▸ TASK DESCRIPTION
Output every line below without omitting or altering anything.

▸ INPUT FOR THIS TASK
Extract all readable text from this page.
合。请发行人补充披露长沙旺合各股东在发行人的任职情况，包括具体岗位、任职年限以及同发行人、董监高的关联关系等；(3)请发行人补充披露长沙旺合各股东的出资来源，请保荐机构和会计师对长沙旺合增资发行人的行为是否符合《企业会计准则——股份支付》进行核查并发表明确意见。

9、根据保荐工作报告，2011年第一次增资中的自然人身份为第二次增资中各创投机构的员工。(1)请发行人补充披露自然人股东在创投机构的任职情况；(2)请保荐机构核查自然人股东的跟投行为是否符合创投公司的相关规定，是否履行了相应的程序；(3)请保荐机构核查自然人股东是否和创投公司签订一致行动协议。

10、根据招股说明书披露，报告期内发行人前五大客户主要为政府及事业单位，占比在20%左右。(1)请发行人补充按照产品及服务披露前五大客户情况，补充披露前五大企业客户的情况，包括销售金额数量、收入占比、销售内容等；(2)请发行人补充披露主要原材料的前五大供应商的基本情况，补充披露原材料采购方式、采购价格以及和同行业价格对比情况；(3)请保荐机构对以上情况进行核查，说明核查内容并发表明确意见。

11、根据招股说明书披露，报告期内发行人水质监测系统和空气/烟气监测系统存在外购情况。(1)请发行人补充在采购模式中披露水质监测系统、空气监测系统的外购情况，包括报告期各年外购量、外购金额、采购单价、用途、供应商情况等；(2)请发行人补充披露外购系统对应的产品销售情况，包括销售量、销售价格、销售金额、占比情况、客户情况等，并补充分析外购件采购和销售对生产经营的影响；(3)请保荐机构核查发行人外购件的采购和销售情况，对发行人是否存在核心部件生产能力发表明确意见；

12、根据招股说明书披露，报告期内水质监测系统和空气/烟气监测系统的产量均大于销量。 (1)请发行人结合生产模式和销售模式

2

▸ ANSWER TO THE TASK
Extract all readable text from this page.
合。请发行人补充披露长沙旺合各股东在发行人的任职情况，包括具体岗位、任职年限以及同发行人、董监高的关联关系等；(3)请发行人补充披露长沙旺合各股东的出资来源，请保荐机构和会计师对长沙旺合增资发行人的行为是否符合《企业会计准则——股份支付》进行核查并发表明确意见。

9、根据保荐工作报告，2011年第一次增资中的自然人身份为第二次增资中各创投机构的员工。(1)请发行人补充披露自然人股东在创投机构的任职情况；(2)请保荐机构核查自然人股东的跟投行为是否符合创投公司的相关规定，是否履行了相应的程序；(3)请保荐机构核查自然人股东是否和创投公司签订一致行动协议。

10、根据招股说明书披露，报告期内发行人前五大客户主要为政府及事业单位，占比在20%左右。(1)请发行人补充按照产品及服务披露前五大客户情况，补充披露前五大企业客户的情况，包括销售金额数量、收入占比、销售内容等；(2)请发行人补充披露主要原材料的前五大供应商的基本情况，补充披露原材料采购方式、采购价格以及和同行业价格对比情况；(3)请保荐机构对以上情况进行核查，说明核查内容并发表明确意见。

11、根据招股说明书披露，报告期内发行人水质监测系统和空气/烟气监测系统存在外购情况。(1)请发行人补充在采购模式中披露水质监测系统、空气监测系统的外购情况，包括报告期各年外购量、外购金额、采购单价、用途、供应商情况等；(2)请发行人补充披露外购系统对应的产品销售情况，包括销售量、销售价格、销售金额、占比情况、客户情况等，并补充分析外购件采购和销售对生产经营的影响；(3)请保荐机构核查发行人外购件的采购和销售情况，对发行人是否存在核心部件生产能力发表明确意见；

12、根据招股说明书披露，报告期内水质监测系统和空气/烟气监测系统的产量均大于销量。 (1)请发行人结合生产模式和销售模式

2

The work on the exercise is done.